▶ [What this task involves] Leaving out the pictures, retype all the material exactly.

(A run of records)
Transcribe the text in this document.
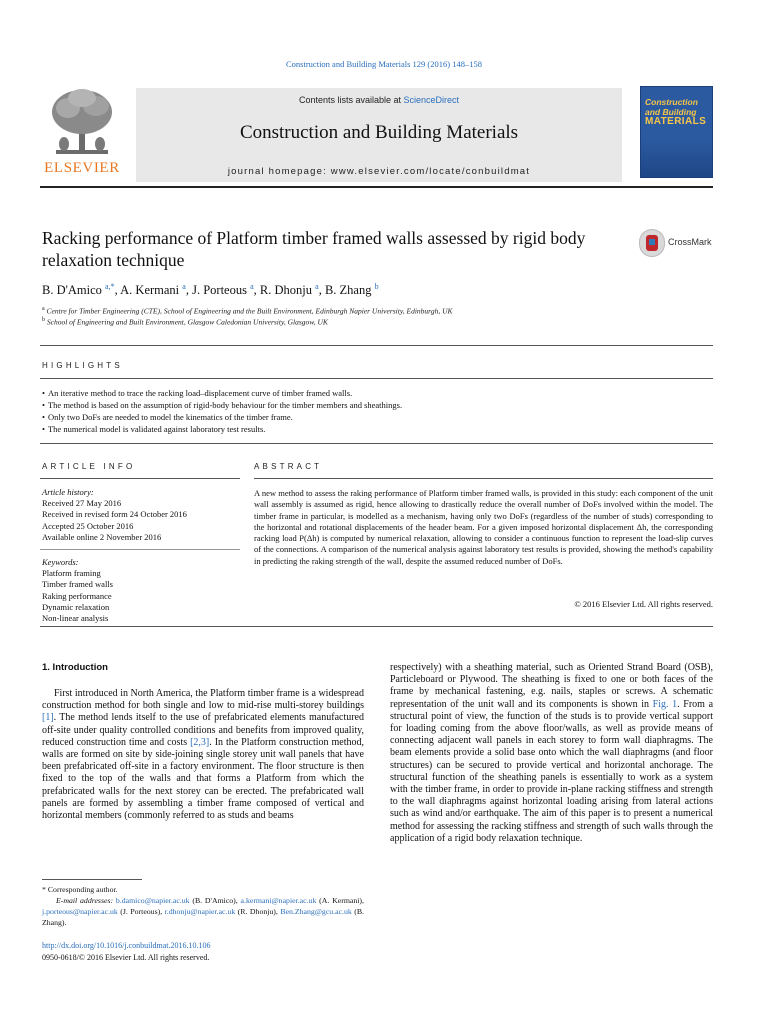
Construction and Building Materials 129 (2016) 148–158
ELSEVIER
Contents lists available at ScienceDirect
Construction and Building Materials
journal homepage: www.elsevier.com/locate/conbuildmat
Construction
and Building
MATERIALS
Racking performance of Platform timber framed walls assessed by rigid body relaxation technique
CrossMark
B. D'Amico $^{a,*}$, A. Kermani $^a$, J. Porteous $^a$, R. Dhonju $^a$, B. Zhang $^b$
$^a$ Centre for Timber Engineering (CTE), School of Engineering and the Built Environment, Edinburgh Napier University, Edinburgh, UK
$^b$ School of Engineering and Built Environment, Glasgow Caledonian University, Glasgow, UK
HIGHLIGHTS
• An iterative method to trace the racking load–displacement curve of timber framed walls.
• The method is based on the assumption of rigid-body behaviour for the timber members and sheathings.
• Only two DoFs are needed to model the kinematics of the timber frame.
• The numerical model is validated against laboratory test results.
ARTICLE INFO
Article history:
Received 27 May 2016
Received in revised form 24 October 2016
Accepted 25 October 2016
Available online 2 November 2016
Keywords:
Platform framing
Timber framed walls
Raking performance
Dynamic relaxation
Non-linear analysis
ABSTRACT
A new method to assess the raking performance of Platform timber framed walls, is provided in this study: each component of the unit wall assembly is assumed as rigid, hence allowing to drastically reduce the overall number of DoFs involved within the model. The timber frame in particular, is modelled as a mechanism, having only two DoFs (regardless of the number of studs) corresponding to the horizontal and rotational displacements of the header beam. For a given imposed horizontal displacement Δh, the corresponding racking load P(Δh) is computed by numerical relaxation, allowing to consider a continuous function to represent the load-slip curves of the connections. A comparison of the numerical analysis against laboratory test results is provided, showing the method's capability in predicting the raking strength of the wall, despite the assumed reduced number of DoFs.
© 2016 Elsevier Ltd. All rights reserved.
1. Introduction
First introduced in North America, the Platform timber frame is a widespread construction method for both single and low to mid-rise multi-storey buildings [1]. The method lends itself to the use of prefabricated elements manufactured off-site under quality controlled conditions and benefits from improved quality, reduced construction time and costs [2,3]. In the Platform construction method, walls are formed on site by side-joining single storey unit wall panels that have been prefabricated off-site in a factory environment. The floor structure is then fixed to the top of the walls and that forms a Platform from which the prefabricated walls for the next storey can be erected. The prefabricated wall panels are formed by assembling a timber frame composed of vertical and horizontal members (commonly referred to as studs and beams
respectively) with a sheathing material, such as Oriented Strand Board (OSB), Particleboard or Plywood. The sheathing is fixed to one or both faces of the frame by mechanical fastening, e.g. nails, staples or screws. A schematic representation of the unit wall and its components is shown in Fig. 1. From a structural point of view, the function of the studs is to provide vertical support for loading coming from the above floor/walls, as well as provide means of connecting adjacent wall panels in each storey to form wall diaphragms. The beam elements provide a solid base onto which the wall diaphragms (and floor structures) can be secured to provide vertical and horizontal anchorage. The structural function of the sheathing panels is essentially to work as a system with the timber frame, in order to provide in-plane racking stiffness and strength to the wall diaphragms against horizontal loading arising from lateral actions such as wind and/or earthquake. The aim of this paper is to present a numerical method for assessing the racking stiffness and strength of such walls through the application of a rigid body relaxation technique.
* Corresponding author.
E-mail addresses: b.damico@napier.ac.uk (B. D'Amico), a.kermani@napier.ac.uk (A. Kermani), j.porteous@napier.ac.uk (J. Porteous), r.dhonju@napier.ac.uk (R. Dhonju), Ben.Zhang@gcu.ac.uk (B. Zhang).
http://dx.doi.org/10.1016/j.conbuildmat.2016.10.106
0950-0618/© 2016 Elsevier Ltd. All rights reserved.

▶ [Response to this exercise]
Transcribe the text in this document.
Construction and Building Materials 129 (2016) 148–158
ELSEVIER
Contents lists available at ScienceDirect
Construction and Building Materials
journal homepage: www.elsevier.com/locate/conbuildmat
Construction
and Building
MATERIALS
Racking performance of Platform timber framed walls assessed by rigid body relaxation technique
CrossMark
B. D'Amico $^{a,*}$, A. Kermani $^a$, J. Porteous $^a$, R. Dhonju $^a$, B. Zhang $^b$
$^a$ Centre for Timber Engineering (CTE), School of Engineering and the Built Environment, Edinburgh Napier University, Edinburgh, UK
$^b$ School of Engineering and Built Environment, Glasgow Caledonian University, Glasgow, UK
HIGHLIGHTS
• An iterative method to trace the racking load–displacement curve of timber framed walls.
• The method is based on the assumption of rigid-body behaviour for the timber members and sheathings.
• Only two DoFs are needed to model the kinematics of the timber frame.
• The numerical model is validated against laboratory test results.
ARTICLE INFO
Article history:
Received 27 May 2016
Received in revised form 24 October 2016
Accepted 25 October 2016
Available online 2 November 2016
Keywords:
Platform framing
Timber framed walls
Raking performance
Dynamic relaxation
Non-linear analysis
ABSTRACT
A new method to assess the raking performance of Platform timber framed walls, is provided in this study: each component of the unit wall assembly is assumed as rigid, hence allowing to drastically reduce the overall number of DoFs involved within the model. The timber frame in particular, is modelled as a mechanism, having only two DoFs (regardless of the number of studs) corresponding to the horizontal and rotational displacements of the header beam. For a given imposed horizontal displacement Δh, the corresponding racking load P(Δh) is computed by numerical relaxation, allowing to consider a continuous function to represent the load-slip curves of the connections. A comparison of the numerical analysis against laboratory test results is provided, showing the method's capability in predicting the raking strength of the wall, despite the assumed reduced number of DoFs.
© 2016 Elsevier Ltd. All rights reserved.
1. Introduction
First introduced in North America, the Platform timber frame is a widespread construction method for both single and low to mid-rise multi-storey buildings [1]. The method lends itself to the use of prefabricated elements manufactured off-site under quality controlled conditions and benefits from improved quality, reduced construction time and costs [2,3]. In the Platform construction method, walls are formed on site by side-joining single storey unit wall panels that have been prefabricated off-site in a factory environment. The floor structure is then fixed to the top of the walls and that forms a Platform from which the prefabricated walls for the next storey can be erected. The prefabricated wall panels are formed by assembling a timber frame composed of vertical and horizontal members (commonly referred to as studs and beams
respectively) with a sheathing material, such as Oriented Strand Board (OSB), Particleboard or Plywood. The sheathing is fixed to one or both faces of the frame by mechanical fastening, e.g. nails, staples or screws. A schematic representation of the unit wall and its components is shown in Fig. 1. From a structural point of view, the function of the studs is to provide vertical support for loading coming from the above floor/walls, as well as provide means of connecting adjacent wall panels in each storey to form wall diaphragms. The beam elements provide a solid base onto which the wall diaphragms (and floor structures) can be secured to provide vertical and horizontal anchorage. The structural function of the sheathing panels is essentially to work as a system with the timber frame, in order to provide in-plane racking stiffness and strength to the wall diaphragms against horizontal loading arising from lateral actions such as wind and/or earthquake. The aim of this paper is to present a numerical method for assessing the racking stiffness and strength of such walls through the application of a rigid body relaxation technique.
* Corresponding author.
E-mail addresses: b.damico@napier.ac.uk (B. D'Amico), a.kermani@napier.ac.uk (A. Kermani), j.porteous@napier.ac.uk (J. Porteous), r.dhonju@napier.ac.uk (R. Dhonju), Ben.Zhang@gcu.ac.uk (B. Zhang).
http://dx.doi.org/10.1016/j.conbuildmat.2016.10.106
0950-0618/© 2016 Elsevier Ltd. All rights reserved.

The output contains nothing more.